_PROBLEM DETAILS_
Going line by line through the entries below, note each one with "times", then report how many there are and nothing else.

Data extracted from a collection:
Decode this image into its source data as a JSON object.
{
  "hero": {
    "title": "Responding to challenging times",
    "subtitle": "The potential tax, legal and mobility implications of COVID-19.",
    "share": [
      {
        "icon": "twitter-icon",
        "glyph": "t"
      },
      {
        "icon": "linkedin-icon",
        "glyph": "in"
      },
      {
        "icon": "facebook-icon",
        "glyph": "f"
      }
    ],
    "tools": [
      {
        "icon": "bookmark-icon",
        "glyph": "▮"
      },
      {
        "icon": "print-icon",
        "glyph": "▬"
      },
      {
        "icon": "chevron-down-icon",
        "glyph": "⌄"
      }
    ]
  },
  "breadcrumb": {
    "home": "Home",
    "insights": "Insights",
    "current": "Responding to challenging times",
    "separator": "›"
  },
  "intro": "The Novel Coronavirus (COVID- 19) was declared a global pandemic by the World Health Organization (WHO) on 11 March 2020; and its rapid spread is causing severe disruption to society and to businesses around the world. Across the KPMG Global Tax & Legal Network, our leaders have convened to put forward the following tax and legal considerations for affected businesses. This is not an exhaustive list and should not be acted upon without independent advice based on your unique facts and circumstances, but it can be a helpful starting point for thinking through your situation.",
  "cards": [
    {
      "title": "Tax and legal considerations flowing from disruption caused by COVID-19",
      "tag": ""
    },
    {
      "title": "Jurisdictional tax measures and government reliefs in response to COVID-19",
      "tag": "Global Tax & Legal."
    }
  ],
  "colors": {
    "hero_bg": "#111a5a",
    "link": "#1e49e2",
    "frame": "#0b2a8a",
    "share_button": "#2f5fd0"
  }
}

_RESPONSE TO THIS EXERCISE_
2